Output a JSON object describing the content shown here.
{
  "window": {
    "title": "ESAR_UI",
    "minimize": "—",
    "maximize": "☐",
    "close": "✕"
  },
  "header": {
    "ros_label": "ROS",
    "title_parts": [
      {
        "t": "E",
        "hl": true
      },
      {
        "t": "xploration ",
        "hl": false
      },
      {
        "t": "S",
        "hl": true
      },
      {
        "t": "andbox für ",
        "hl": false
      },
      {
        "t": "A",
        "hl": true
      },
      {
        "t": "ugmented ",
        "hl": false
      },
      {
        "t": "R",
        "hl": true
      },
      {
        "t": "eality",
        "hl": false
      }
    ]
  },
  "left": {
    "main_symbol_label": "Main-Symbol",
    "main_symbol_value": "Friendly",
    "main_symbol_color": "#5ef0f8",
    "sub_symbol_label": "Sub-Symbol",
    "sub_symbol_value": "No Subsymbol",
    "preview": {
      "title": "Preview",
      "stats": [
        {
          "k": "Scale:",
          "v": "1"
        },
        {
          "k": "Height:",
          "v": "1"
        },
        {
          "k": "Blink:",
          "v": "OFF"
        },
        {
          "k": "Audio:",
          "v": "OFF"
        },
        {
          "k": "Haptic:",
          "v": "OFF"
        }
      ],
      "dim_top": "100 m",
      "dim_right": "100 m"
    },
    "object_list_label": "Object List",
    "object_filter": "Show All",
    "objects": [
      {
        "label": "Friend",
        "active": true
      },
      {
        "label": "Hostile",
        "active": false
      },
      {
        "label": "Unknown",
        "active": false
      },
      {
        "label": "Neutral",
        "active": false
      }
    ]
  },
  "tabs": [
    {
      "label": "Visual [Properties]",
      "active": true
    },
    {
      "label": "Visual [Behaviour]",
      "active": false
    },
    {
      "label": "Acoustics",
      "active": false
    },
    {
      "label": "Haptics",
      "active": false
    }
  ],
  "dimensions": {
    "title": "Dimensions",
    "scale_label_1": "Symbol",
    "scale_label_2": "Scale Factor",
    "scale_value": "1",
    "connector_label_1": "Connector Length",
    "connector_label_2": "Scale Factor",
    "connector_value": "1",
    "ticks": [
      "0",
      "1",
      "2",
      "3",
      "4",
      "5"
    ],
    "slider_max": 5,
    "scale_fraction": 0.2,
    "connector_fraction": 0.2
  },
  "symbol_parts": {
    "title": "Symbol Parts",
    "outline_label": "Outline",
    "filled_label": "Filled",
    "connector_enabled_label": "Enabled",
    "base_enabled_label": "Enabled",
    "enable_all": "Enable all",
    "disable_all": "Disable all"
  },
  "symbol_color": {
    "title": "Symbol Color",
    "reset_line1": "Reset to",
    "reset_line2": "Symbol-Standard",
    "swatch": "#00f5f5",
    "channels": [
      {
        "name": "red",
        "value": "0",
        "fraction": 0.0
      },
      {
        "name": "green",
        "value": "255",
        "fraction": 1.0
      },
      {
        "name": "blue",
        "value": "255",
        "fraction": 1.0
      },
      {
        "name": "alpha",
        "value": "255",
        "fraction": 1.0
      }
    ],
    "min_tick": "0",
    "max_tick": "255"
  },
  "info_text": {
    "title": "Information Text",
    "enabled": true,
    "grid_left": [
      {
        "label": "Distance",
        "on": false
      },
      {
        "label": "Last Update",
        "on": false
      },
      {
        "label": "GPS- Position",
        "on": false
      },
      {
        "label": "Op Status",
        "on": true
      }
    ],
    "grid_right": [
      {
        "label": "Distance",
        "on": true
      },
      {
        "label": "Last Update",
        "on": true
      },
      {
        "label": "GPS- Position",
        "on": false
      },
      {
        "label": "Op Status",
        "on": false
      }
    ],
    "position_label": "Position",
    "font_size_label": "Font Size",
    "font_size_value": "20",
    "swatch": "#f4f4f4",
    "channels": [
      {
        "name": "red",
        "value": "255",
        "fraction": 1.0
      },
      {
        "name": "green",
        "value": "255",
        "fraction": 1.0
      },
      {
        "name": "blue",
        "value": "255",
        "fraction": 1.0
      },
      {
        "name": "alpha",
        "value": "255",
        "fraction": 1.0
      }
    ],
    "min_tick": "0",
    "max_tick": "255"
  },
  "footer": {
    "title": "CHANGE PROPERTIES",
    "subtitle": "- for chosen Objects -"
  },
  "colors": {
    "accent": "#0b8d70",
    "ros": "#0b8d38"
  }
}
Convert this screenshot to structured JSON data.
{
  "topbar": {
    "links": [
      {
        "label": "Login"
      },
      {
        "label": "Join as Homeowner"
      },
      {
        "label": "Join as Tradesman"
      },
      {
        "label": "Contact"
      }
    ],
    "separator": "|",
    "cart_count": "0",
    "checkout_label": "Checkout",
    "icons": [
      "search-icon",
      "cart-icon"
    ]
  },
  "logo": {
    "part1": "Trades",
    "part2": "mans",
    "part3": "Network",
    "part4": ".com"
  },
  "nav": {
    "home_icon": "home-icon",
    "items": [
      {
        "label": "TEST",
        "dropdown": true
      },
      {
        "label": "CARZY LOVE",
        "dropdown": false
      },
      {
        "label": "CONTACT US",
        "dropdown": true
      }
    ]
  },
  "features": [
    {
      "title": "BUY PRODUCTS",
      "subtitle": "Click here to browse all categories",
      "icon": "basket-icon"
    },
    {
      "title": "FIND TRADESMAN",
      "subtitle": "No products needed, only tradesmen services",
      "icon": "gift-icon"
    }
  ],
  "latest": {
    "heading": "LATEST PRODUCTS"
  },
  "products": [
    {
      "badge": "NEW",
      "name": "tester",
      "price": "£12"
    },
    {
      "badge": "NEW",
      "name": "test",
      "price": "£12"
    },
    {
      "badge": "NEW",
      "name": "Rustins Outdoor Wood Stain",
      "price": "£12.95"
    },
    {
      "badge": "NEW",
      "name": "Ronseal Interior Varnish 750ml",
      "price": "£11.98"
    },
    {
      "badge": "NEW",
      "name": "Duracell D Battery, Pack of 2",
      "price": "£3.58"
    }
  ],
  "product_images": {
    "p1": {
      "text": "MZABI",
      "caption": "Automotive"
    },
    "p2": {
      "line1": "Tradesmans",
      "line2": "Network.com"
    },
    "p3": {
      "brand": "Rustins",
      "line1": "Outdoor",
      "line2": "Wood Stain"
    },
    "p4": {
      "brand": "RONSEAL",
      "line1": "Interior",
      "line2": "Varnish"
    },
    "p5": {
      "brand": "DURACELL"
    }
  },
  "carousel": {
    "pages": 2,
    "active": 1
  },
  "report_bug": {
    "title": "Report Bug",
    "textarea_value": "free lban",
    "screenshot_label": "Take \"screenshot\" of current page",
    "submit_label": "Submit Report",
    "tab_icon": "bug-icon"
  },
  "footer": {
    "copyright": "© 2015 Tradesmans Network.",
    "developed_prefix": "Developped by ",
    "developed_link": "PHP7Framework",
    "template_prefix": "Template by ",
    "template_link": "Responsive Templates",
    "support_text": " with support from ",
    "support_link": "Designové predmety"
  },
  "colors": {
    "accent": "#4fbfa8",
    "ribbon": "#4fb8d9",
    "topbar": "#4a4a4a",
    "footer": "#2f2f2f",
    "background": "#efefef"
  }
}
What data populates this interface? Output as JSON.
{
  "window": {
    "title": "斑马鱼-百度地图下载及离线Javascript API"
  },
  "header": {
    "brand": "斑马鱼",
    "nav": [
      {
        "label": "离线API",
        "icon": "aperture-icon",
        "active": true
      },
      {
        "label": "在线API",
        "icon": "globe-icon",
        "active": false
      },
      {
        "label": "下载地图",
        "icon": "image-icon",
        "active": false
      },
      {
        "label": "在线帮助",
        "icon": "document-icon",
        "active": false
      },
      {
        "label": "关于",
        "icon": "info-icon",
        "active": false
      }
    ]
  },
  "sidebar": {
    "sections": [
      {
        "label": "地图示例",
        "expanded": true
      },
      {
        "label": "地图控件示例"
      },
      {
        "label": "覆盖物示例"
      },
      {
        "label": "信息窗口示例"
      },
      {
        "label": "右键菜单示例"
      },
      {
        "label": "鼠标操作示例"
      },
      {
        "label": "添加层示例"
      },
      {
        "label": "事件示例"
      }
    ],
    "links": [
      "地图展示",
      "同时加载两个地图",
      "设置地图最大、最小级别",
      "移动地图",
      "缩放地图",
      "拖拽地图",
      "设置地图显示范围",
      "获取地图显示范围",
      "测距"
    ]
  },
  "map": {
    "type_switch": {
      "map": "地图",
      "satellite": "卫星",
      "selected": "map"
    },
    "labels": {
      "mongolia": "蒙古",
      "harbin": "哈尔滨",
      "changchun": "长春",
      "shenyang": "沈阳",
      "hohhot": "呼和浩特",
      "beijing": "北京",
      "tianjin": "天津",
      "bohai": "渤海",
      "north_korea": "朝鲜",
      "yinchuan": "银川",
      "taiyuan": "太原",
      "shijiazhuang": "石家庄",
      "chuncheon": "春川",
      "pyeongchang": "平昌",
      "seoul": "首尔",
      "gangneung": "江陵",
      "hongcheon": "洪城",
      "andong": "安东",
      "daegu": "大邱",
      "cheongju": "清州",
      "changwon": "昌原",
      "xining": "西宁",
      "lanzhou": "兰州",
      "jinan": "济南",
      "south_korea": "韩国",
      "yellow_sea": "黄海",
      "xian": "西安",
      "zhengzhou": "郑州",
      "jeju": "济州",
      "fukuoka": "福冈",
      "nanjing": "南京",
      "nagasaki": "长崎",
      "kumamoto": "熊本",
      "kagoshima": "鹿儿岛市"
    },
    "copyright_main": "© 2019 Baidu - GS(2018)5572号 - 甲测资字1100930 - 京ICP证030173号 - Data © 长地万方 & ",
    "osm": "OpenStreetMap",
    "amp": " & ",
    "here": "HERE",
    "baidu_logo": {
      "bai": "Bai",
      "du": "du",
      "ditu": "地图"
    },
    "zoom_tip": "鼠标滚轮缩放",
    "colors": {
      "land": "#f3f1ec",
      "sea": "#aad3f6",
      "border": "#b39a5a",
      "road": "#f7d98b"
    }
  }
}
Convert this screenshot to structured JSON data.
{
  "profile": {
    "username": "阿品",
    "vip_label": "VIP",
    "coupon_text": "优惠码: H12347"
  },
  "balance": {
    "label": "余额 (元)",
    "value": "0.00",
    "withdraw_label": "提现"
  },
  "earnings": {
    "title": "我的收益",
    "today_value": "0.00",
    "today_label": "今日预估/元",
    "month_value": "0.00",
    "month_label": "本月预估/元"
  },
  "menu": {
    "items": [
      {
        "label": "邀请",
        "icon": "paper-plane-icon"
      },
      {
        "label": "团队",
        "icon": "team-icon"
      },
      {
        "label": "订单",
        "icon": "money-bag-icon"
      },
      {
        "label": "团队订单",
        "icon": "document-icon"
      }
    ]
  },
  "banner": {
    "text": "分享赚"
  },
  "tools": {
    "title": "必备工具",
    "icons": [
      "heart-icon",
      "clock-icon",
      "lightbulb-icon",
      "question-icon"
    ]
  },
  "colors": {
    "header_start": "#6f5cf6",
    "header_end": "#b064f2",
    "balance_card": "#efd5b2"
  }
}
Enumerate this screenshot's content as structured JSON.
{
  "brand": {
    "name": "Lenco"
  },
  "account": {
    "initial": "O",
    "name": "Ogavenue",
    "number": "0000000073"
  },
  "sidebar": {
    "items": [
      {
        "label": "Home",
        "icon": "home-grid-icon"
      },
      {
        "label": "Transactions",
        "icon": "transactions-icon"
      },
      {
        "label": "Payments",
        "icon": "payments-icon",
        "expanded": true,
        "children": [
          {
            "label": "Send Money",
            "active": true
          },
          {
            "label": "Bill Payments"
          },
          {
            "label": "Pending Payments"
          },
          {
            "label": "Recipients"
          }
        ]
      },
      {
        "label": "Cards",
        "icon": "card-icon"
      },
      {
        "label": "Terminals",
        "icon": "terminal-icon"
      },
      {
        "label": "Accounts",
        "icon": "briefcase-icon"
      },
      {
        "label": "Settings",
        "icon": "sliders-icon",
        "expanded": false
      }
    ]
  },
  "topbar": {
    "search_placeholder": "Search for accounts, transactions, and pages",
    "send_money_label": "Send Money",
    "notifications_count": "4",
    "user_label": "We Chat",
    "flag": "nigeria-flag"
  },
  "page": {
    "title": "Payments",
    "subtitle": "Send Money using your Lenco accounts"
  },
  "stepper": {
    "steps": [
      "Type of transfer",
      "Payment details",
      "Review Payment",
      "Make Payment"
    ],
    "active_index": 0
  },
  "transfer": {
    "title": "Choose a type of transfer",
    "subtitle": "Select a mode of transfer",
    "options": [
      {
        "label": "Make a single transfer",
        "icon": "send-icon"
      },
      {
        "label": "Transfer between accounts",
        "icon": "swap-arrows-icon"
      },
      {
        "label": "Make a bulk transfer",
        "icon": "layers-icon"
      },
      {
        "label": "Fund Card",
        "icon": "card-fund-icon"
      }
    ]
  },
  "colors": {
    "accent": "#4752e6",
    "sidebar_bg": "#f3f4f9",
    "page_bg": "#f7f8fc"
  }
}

GIVEN PROBLEM: Using the records given above, list every line that includes the word "Factor".

CORRECT RESPONSE:
    "scale_label_2": "Scale Factor",
    "connector_label_2": "Scale Factor",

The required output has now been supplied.